▶ **Short task**
Gather all lines with the word "individuals" in them.

▶ **Exercise material**
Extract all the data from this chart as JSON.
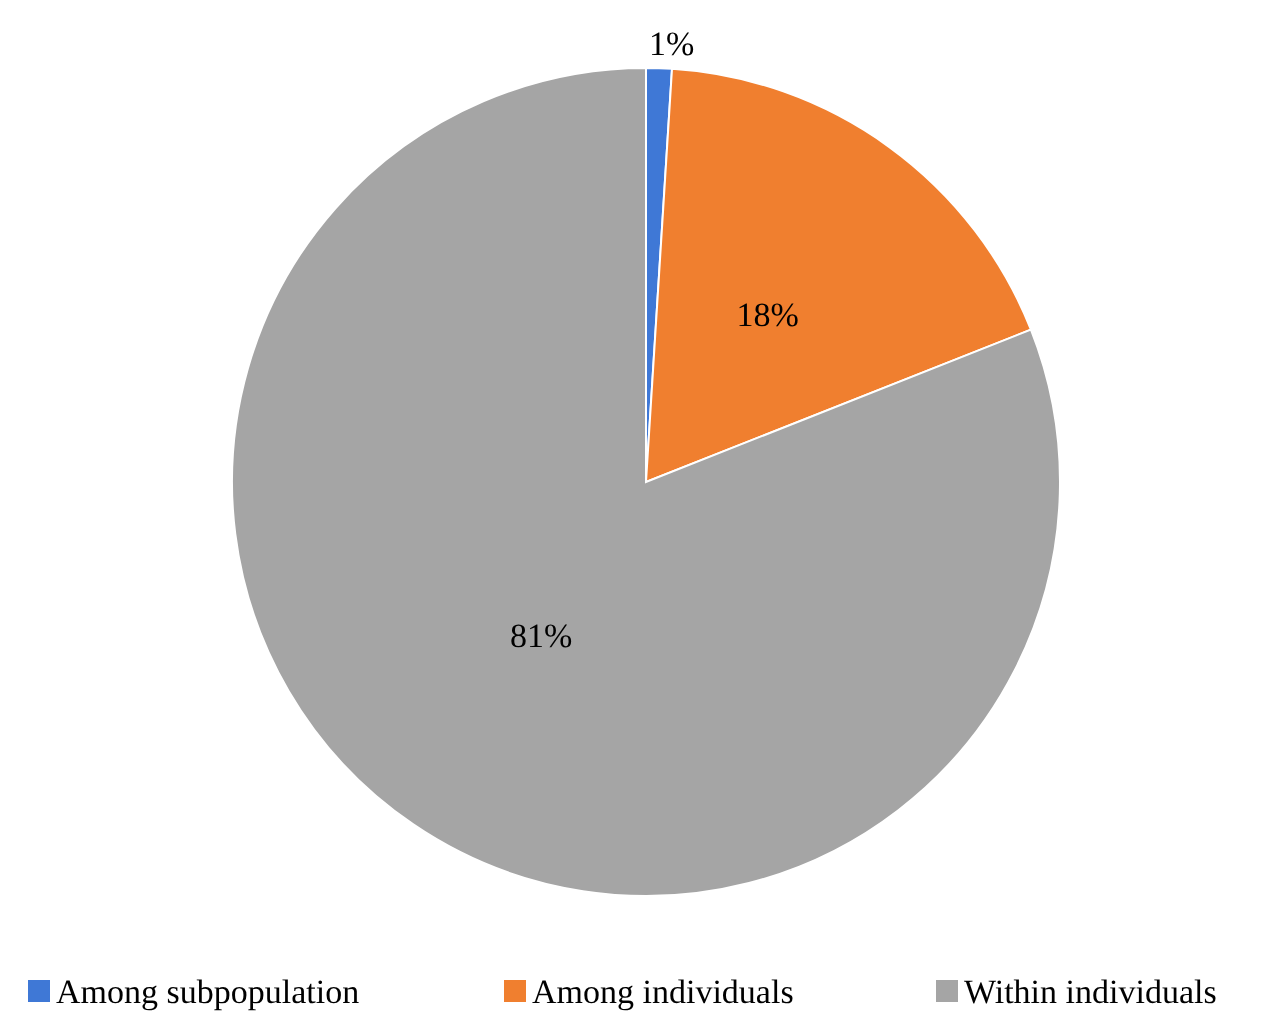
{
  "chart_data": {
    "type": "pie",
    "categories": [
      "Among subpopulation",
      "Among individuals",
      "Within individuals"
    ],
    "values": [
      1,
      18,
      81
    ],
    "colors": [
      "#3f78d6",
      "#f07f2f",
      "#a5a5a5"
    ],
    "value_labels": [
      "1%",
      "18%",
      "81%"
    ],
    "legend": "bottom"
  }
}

▶ **Task answer**
      "Among individuals",
      "Within individuals"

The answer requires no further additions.